— Start Data provided —

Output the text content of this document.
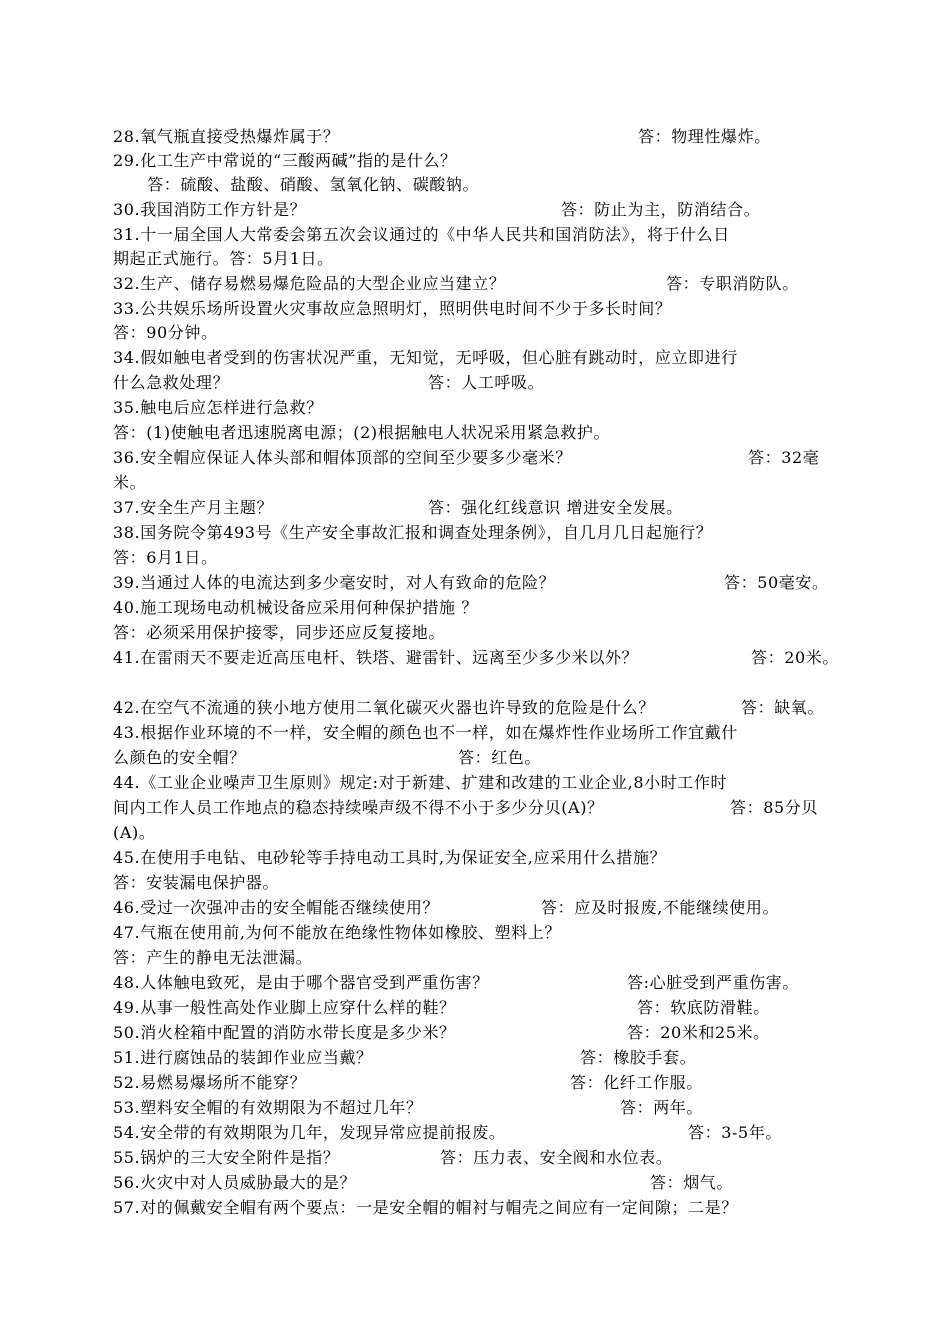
28.氧气瓶直接受热爆炸属于？	答：物理性爆炸。
29.化工生产中常说的“三酸两碱”指的是什么？
答：硫酸、盐酸、硝酸、氢氧化钠、碳酸钠。
30.我国消防工作方针是？	答：防止为主，防消结合。
31.十一届全国人大常委会第五次会议通过的《中华人民共和国消防法》，将于什么日
期起正式施行。答：5月1日。
32.生产、储存易燃易爆危险品的大型企业应当建立？	答：专职消防队。
33.公共娱乐场所设置火灾事故应急照明灯，照明供电时间不少于多长时间？
答：90分钟。
34.假如触电者受到的伤害状况严重，无知觉，无呼吸，但心脏有跳动时，应立即进行
什么急救处理？	答：人工呼吸。
35.触电后应怎样进行急救？
答：(1)使触电者迅速脱离电源；(2)根据触电人状况采用紧急救护。
36.安全帽应保证人体头部和帽体顶部的空间至少要多少毫米？	答：32毫
米。
37.安全生产月主题？	答：强化红线意识 增进安全发展。
38.国务院令第493号《生产安全事故汇报和调查处理条例》，自几月几日起施行？
答：6月1日。
39.当通过人体的电流达到多少毫安时，对人有致命的危险？	答：50毫安。
40.施工现场电动机械设备应采用何种保护措施 ？
答：必须采用保护接零，同步还应反复接地。
41.在雷雨天不要走近高压电杆、铁塔、避雷针、远离至少多少米以外？	答：20米。
42.在空气不流通的狭小地方使用二氧化碳灭火器也许导致的危险是什么？	答：缺氧。
43.根据作业环境的不一样，安全帽的颜色也不一样，如在爆炸性作业场所工作宜戴什
么颜色的安全帽？	答：红色。
44.《工业企业噪声卫生原则》规定:对于新建、扩建和改建的工业企业,8小时工作时
间内工作人员工作地点的稳态持续噪声级不得不小于多少分贝(A)？	答：85分贝
(A)。
45.在使用手电钻、电砂轮等手持电动工具时,为保证安全,应采用什么措施？
答：安装漏电保护器。
46.受过一次强冲击的安全帽能否继续使用？	答：应及时报废,不能继续使用。
47.气瓶在使用前,为何不能放在绝缘性物体如橡胶、塑料上？
答：产生的静电无法泄漏。
48.人体触电致死，是由于哪个器官受到严重伤害？	答:心脏受到严重伤害。
49.从事一般性高处作业脚上应穿什么样的鞋？	答：软底防滑鞋。
50.消火栓箱中配置的消防水带长度是多少米？	答：20米和25米。
51.进行腐蚀品的装卸作业应当戴？	答：橡胶手套。
52.易燃易爆场所不能穿？	答：化纤工作服。
53.塑料安全帽的有效期限为不超过几年？	答：两年。
54.安全带的有效期限为几年，发现异常应提前报废。	答：3-5年。
55.锅炉的三大安全附件是指？	答：压力表、安全阀和水位表。
56.火灾中对人员威胁最大的是？	答：烟气。
57.对的佩戴安全帽有两个要点：一是安全帽的帽衬与帽壳之间应有一定间隙；二是？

— End Data provided —

Task to carry out — Transcribe the records above exactly, omitting every picture they contain.

Response to this task —
Output the text content of this document.
28.氧气瓶直接受热爆炸属于？	答：物理性爆炸。
29.化工生产中常说的“三酸两碱”指的是什么？
答：硫酸、盐酸、硝酸、氢氧化钠、碳酸钠。
30.我国消防工作方针是？	答：防止为主，防消结合。
31.十一届全国人大常委会第五次会议通过的《中华人民共和国消防法》，将于什么日
期起正式施行。答：5月1日。
32.生产、储存易燃易爆危险品的大型企业应当建立？	答：专职消防队。
33.公共娱乐场所设置火灾事故应急照明灯，照明供电时间不少于多长时间？
答：90分钟。
34.假如触电者受到的伤害状况严重，无知觉，无呼吸，但心脏有跳动时，应立即进行
什么急救处理？	答：人工呼吸。
35.触电后应怎样进行急救？
答：(1)使触电者迅速脱离电源；(2)根据触电人状况采用紧急救护。
36.安全帽应保证人体头部和帽体顶部的空间至少要多少毫米？	答：32毫
米。
37.安全生产月主题？	答：强化红线意识 增进安全发展。
38.国务院令第493号《生产安全事故汇报和调查处理条例》，自几月几日起施行？
答：6月1日。
39.当通过人体的电流达到多少毫安时，对人有致命的危险？	答：50毫安。
40.施工现场电动机械设备应采用何种保护措施 ？
答：必须采用保护接零，同步还应反复接地。
41.在雷雨天不要走近高压电杆、铁塔、避雷针、远离至少多少米以外？	答：20米。
42.在空气不流通的狭小地方使用二氧化碳灭火器也许导致的危险是什么？	答：缺氧。
43.根据作业环境的不一样，安全帽的颜色也不一样，如在爆炸性作业场所工作宜戴什
么颜色的安全帽？	答：红色。
44.《工业企业噪声卫生原则》规定:对于新建、扩建和改建的工业企业,8小时工作时
间内工作人员工作地点的稳态持续噪声级不得不小于多少分贝(A)？	答：85分贝
(A)。
45.在使用手电钻、电砂轮等手持电动工具时,为保证安全,应采用什么措施？
答：安装漏电保护器。
46.受过一次强冲击的安全帽能否继续使用？	答：应及时报废,不能继续使用。
47.气瓶在使用前,为何不能放在绝缘性物体如橡胶、塑料上？
答：产生的静电无法泄漏。
48.人体触电致死，是由于哪个器官受到严重伤害？	答:心脏受到严重伤害。
49.从事一般性高处作业脚上应穿什么样的鞋？	答：软底防滑鞋。
50.消火栓箱中配置的消防水带长度是多少米？	答：20米和25米。
51.进行腐蚀品的装卸作业应当戴？	答：橡胶手套。
52.易燃易爆场所不能穿？	答：化纤工作服。
53.塑料安全帽的有效期限为不超过几年？	答：两年。
54.安全带的有效期限为几年，发现异常应提前报废。	答：3-5年。
55.锅炉的三大安全附件是指？	答：压力表、安全阀和水位表。
56.火灾中对人员威胁最大的是？	答：烟气。
57.对的佩戴安全帽有两个要点：一是安全帽的帽衬与帽壳之间应有一定间隙；二是？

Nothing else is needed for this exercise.